### Exercise details
Can you write out the records below again, replacing "visible components" with "visible items" and leaving everything else as it is?

[Element boundary records]
>>

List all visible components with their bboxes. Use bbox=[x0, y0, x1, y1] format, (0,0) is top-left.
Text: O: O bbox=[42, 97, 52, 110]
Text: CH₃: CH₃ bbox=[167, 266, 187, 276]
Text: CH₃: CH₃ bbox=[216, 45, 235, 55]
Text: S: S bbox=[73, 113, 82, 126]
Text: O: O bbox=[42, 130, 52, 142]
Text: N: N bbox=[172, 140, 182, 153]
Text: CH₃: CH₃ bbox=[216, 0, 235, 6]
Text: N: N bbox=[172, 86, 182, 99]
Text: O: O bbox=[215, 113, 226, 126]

<<

### The solution
List all visible items with their bboxes. Use bbox=[x0, y0, x1, y1] format, (0,0) is top-left.
Text: O: O bbox=[42, 97, 52, 110]
Text: CH₃: CH₃ bbox=[167, 266, 187, 276]
Text: CH₃: CH₃ bbox=[216, 45, 235, 55]
Text: S: S bbox=[73, 113, 82, 126]
Text: O: O bbox=[42, 130, 52, 142]
Text: N: N bbox=[172, 140, 182, 153]
Text: CH₃: CH₃ bbox=[216, 0, 235, 6]
Text: N: N bbox=[172, 86, 182, 99]
Text: O: O bbox=[215, 113, 226, 126]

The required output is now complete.